══ Records to process

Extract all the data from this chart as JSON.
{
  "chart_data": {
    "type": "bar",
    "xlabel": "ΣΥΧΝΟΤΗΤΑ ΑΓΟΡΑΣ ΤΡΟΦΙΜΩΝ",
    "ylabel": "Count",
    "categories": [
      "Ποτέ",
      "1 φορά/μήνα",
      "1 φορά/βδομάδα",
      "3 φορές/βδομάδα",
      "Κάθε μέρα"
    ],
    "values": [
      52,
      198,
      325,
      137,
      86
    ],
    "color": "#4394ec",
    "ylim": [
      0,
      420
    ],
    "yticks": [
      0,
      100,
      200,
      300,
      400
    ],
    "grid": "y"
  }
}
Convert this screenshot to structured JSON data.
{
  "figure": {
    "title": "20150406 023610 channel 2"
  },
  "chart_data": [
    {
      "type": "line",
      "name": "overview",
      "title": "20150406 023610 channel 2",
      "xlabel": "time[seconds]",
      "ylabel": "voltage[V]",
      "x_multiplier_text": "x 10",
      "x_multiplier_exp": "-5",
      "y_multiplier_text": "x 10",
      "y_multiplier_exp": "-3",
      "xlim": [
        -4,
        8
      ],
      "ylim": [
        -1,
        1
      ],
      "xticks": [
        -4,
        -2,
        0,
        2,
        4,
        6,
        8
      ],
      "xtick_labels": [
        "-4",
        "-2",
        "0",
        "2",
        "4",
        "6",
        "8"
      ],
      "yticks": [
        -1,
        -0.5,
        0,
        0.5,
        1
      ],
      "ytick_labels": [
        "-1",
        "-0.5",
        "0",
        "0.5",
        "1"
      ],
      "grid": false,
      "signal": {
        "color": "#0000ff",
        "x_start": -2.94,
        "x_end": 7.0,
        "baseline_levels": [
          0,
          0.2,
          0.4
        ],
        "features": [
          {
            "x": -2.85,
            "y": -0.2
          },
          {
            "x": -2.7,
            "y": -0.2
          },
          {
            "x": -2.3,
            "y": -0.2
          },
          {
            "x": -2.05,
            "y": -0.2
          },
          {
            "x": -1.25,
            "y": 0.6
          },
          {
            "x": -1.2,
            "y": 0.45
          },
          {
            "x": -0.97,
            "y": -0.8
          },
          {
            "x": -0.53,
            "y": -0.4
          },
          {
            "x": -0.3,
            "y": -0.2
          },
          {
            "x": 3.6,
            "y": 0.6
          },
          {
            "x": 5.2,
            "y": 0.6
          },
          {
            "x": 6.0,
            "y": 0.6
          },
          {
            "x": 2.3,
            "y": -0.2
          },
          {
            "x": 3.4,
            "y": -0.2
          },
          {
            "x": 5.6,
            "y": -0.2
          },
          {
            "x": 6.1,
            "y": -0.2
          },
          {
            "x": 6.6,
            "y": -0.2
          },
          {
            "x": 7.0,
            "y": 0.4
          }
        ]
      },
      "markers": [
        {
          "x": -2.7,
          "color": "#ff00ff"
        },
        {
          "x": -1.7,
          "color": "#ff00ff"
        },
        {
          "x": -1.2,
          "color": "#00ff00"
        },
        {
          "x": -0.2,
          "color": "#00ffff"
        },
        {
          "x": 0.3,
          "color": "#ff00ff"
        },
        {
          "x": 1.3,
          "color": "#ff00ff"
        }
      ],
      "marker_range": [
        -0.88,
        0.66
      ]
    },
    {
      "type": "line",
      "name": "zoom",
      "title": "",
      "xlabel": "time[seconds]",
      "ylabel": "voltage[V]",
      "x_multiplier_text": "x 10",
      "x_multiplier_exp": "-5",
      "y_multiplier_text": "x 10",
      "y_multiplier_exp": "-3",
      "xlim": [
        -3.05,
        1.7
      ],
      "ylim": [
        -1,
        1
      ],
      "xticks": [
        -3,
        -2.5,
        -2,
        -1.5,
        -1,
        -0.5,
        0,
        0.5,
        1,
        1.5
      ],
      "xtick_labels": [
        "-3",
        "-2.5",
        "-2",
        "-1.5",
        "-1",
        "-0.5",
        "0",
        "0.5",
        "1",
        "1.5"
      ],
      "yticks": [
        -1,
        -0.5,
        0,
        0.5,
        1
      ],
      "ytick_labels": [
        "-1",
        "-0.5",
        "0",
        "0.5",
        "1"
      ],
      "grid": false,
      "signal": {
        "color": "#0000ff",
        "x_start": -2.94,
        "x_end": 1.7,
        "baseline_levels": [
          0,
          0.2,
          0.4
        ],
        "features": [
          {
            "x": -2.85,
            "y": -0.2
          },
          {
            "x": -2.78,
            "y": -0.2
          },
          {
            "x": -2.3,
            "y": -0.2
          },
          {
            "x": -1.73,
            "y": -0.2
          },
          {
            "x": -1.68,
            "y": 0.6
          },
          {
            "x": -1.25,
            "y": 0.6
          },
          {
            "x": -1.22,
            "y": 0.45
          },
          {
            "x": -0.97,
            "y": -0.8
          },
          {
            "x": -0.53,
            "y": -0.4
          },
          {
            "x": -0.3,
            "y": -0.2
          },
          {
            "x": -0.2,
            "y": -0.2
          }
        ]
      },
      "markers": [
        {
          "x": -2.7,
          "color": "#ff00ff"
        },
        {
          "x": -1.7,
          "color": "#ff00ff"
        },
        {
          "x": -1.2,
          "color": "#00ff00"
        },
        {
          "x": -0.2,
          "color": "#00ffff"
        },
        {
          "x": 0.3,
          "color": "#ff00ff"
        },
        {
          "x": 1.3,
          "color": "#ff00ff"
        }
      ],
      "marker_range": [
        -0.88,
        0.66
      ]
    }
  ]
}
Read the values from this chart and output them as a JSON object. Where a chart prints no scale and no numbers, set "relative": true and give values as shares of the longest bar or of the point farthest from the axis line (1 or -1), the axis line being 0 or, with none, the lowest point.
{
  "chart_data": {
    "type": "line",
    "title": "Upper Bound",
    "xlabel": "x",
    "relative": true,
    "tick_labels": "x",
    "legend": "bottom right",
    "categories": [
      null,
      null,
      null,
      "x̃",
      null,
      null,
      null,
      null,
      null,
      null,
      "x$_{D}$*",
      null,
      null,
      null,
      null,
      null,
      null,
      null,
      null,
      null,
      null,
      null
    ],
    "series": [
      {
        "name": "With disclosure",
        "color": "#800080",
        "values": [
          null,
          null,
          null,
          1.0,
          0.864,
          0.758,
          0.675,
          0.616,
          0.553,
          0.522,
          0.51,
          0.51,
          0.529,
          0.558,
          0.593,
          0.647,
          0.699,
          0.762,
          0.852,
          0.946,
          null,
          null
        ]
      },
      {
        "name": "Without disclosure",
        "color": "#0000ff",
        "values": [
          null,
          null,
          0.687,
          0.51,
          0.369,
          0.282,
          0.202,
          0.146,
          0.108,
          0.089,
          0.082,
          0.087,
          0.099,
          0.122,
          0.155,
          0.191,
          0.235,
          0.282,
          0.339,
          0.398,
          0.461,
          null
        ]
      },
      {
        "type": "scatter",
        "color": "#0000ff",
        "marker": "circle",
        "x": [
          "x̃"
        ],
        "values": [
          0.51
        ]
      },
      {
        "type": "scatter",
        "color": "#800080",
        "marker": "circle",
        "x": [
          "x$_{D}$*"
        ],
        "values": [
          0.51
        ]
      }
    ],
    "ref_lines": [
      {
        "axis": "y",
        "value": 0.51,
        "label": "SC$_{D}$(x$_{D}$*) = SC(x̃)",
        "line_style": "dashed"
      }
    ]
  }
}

════

## Task brief
Copy each line of the entries that includes the word "channel".

## Task output
    "title": "20150406 023610 channel 2"
      "title": "20150406 023610 channel 2",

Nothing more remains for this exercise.